**Set exercise**. Take the data below and repeat it exactly.

**Exercise input**.
▼▼▼
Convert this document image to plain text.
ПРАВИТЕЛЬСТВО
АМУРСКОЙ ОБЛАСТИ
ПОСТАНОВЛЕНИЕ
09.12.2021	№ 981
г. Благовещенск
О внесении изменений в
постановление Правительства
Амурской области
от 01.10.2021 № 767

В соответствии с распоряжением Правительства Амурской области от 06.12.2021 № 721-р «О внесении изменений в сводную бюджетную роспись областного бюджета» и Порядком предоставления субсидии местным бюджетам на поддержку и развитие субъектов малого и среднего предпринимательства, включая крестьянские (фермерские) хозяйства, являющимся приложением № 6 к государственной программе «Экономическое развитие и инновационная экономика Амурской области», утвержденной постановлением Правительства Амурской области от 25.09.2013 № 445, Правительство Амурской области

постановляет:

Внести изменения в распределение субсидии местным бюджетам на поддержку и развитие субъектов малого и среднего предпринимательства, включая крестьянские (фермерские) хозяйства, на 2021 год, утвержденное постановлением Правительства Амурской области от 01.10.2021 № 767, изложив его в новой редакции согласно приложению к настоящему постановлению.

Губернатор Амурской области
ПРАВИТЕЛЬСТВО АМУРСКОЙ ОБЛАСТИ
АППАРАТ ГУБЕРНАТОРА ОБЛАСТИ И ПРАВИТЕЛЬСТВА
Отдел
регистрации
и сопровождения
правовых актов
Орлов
▲▲▲
**Full response**.
Convert this document image to plain text.
ПРАВИТЕЛЬСТВО
АМУРСКОЙ ОБЛАСТИ
ПОСТАНОВЛЕНИЕ
09.12.2021	№ 981
г. Благовещенск
О внесении изменений в
постановление Правительства
Амурской области
от 01.10.2021 № 767

В соответствии с распоряжением Правительства Амурской области от 06.12.2021 № 721-р «О внесении изменений в сводную бюджетную роспись областного бюджета» и Порядком предоставления субсидии местным бюджетам на поддержку и развитие субъектов малого и среднего предпринимательства, включая крестьянские (фермерские) хозяйства, являющимся приложением № 6 к государственной программе «Экономическое развитие и инновационная экономика Амурской области», утвержденной постановлением Правительства Амурской области от 25.09.2013 № 445, Правительство Амурской области

постановляет:

Внести изменения в распределение субсидии местным бюджетам на поддержку и развитие субъектов малого и среднего предпринимательства, включая крестьянские (фермерские) хозяйства, на 2021 год, утвержденное постановлением Правительства Амурской области от 01.10.2021 № 767, изложив его в новой редакции согласно приложению к настоящему постановлению.

Губернатор Амурской области
ПРАВИТЕЛЬСТВО АМУРСКОЙ ОБЛАСТИ
АППАРАТ ГУБЕРНАТОРА ОБЛАСТИ И ПРАВИТЕЛЬСТВА
Отдел
регистрации
и сопровождения
правовых актов
Орлов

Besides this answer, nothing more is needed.